■ **What you should do**: Your task is to output the listing word for word, with pictures excluded.

■ **Exercise material**:
=-=-=

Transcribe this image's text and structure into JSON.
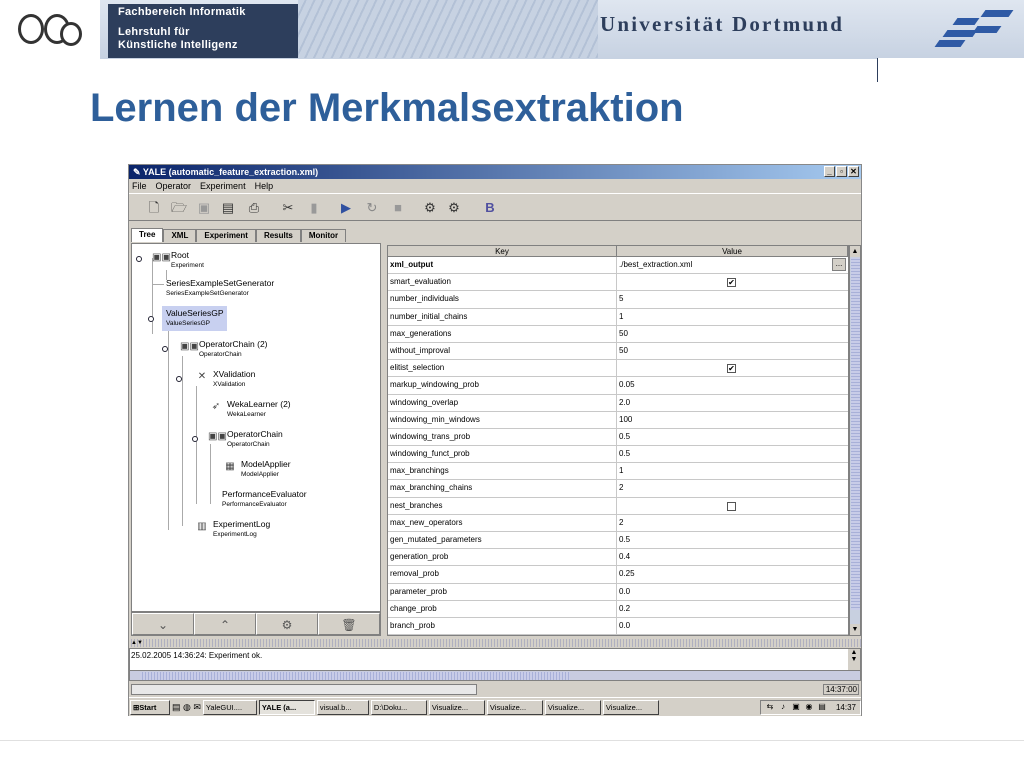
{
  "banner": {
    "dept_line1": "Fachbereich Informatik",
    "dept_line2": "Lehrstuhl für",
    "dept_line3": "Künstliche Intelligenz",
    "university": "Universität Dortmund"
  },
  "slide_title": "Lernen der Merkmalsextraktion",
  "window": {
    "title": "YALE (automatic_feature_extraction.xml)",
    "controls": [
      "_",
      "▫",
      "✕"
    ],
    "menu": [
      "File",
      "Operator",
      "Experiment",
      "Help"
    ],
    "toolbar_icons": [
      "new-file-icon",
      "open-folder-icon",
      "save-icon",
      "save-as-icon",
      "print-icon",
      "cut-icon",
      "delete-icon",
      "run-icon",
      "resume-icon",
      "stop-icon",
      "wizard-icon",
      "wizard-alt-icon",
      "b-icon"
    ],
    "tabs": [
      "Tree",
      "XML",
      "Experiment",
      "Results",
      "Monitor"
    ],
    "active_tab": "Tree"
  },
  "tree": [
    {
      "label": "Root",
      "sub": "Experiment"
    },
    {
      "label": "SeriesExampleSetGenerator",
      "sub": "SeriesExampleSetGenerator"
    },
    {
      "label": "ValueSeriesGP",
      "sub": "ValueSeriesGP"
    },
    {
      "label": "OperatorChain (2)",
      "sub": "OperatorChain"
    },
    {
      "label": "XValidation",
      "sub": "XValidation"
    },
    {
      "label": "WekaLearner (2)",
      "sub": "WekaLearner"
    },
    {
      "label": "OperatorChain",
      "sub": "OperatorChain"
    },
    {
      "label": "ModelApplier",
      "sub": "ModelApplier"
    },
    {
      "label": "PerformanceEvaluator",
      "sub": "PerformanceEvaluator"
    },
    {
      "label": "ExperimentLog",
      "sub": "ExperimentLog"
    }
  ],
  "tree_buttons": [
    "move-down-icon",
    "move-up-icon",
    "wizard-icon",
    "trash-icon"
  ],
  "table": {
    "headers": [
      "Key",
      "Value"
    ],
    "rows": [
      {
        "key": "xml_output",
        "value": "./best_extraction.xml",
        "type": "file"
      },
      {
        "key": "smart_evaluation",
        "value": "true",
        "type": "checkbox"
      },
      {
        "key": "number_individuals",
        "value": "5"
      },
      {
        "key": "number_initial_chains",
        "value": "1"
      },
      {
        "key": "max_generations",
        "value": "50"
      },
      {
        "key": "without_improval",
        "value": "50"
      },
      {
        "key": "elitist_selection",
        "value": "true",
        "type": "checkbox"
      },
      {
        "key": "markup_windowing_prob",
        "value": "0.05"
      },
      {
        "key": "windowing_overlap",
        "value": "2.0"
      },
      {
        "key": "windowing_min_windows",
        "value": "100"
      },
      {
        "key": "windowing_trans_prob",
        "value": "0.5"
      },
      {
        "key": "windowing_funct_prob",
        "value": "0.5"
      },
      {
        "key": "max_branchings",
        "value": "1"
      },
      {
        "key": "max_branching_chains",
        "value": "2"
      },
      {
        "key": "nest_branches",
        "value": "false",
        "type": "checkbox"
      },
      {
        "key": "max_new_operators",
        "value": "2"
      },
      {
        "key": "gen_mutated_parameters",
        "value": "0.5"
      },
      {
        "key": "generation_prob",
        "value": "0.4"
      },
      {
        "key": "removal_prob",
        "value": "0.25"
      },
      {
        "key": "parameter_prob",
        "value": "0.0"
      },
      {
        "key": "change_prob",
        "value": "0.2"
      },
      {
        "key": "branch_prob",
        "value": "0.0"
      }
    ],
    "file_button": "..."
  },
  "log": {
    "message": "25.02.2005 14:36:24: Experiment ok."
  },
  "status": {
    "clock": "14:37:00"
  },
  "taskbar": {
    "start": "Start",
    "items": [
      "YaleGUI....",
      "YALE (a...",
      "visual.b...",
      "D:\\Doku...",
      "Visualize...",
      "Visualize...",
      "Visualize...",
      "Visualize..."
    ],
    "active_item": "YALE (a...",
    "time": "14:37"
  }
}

=-=-=

■ **Solution to this task**:
Transcribe this image's text and structure into JSON.
{
  "banner": {
    "dept_line1": "Fachbereich Informatik",
    "dept_line2": "Lehrstuhl für",
    "dept_line3": "Künstliche Intelligenz",
    "university": "Universität Dortmund"
  },
  "slide_title": "Lernen der Merkmalsextraktion",
  "window": {
    "title": "YALE (automatic_feature_extraction.xml)",
    "controls": [
      "_",
      "▫",
      "✕"
    ],
    "menu": [
      "File",
      "Operator",
      "Experiment",
      "Help"
    ],
    "toolbar_icons": [
      "new-file-icon",
      "open-folder-icon",
      "save-icon",
      "save-as-icon",
      "print-icon",
      "cut-icon",
      "delete-icon",
      "run-icon",
      "resume-icon",
      "stop-icon",
      "wizard-icon",
      "wizard-alt-icon",
      "b-icon"
    ],
    "tabs": [
      "Tree",
      "XML",
      "Experiment",
      "Results",
      "Monitor"
    ],
    "active_tab": "Tree"
  },
  "tree": [
    {
      "label": "Root",
      "sub": "Experiment"
    },
    {
      "label": "SeriesExampleSetGenerator",
      "sub": "SeriesExampleSetGenerator"
    },
    {
      "label": "ValueSeriesGP",
      "sub": "ValueSeriesGP"
    },
    {
      "label": "OperatorChain (2)",
      "sub": "OperatorChain"
    },
    {
      "label": "XValidation",
      "sub": "XValidation"
    },
    {
      "label": "WekaLearner (2)",
      "sub": "WekaLearner"
    },
    {
      "label": "OperatorChain",
      "sub": "OperatorChain"
    },
    {
      "label": "ModelApplier",
      "sub": "ModelApplier"
    },
    {
      "label": "PerformanceEvaluator",
      "sub": "PerformanceEvaluator"
    },
    {
      "label": "ExperimentLog",
      "sub": "ExperimentLog"
    }
  ],
  "tree_buttons": [
    "move-down-icon",
    "move-up-icon",
    "wizard-icon",
    "trash-icon"
  ],
  "table": {
    "headers": [
      "Key",
      "Value"
    ],
    "rows": [
      {
        "key": "xml_output",
        "value": "./best_extraction.xml",
        "type": "file"
      },
      {
        "key": "smart_evaluation",
        "value": "true",
        "type": "checkbox"
      },
      {
        "key": "number_individuals",
        "value": "5"
      },
      {
        "key": "number_initial_chains",
        "value": "1"
      },
      {
        "key": "max_generations",
        "value": "50"
      },
      {
        "key": "without_improval",
        "value": "50"
      },
      {
        "key": "elitist_selection",
        "value": "true",
        "type": "checkbox"
      },
      {
        "key": "markup_windowing_prob",
        "value": "0.05"
      },
      {
        "key": "windowing_overlap",
        "value": "2.0"
      },
      {
        "key": "windowing_min_windows",
        "value": "100"
      },
      {
        "key": "windowing_trans_prob",
        "value": "0.5"
      },
      {
        "key": "windowing_funct_prob",
        "value": "0.5"
      },
      {
        "key": "max_branchings",
        "value": "1"
      },
      {
        "key": "max_branching_chains",
        "value": "2"
      },
      {
        "key": "nest_branches",
        "value": "false",
        "type": "checkbox"
      },
      {
        "key": "max_new_operators",
        "value": "2"
      },
      {
        "key": "gen_mutated_parameters",
        "value": "0.5"
      },
      {
        "key": "generation_prob",
        "value": "0.4"
      },
      {
        "key": "removal_prob",
        "value": "0.25"
      },
      {
        "key": "parameter_prob",
        "value": "0.0"
      },
      {
        "key": "change_prob",
        "value": "0.2"
      },
      {
        "key": "branch_prob",
        "value": "0.0"
      }
    ],
    "file_button": "..."
  },
  "log": {
    "message": "25.02.2005 14:36:24: Experiment ok."
  },
  "status": {
    "clock": "14:37:00"
  },
  "taskbar": {
    "start": "Start",
    "items": [
      "YaleGUI....",
      "YALE (a...",
      "visual.b...",
      "D:\\Doku...",
      "Visualize...",
      "Visualize...",
      "Visualize...",
      "Visualize..."
    ],
    "active_item": "YALE (a...",
    "time": "14:37"
  }
}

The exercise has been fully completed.